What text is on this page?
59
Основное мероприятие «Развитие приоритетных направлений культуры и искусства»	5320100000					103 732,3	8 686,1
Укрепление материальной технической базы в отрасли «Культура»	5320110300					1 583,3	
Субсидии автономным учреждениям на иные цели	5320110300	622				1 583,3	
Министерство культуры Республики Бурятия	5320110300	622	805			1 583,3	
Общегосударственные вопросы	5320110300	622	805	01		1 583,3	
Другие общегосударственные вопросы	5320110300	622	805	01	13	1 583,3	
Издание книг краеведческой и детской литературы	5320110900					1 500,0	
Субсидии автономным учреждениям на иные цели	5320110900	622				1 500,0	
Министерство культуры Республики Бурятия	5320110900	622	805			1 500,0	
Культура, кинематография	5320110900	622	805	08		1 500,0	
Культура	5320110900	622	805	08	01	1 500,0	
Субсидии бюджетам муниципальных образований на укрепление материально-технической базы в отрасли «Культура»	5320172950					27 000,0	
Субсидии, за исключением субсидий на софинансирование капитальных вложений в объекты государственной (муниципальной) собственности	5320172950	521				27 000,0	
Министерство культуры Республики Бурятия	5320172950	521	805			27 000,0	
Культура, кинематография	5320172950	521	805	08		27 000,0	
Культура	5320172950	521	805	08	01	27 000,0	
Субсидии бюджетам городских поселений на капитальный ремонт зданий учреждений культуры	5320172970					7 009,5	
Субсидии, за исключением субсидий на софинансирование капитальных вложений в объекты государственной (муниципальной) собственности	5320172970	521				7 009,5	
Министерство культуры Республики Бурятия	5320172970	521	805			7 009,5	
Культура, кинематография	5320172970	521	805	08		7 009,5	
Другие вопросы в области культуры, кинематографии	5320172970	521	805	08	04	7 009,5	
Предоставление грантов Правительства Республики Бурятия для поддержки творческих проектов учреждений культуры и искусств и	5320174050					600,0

### EXERCISE:
Using the listing above, show every line that includes the string "цели".

### ANSWER TO THE PROBLEM:
Субсидии автономным учреждениям на иные цели	5320110300	622				1 583,3	
Субсидии автономным учреждениям на иные цели	5320110900	622				1 500,0	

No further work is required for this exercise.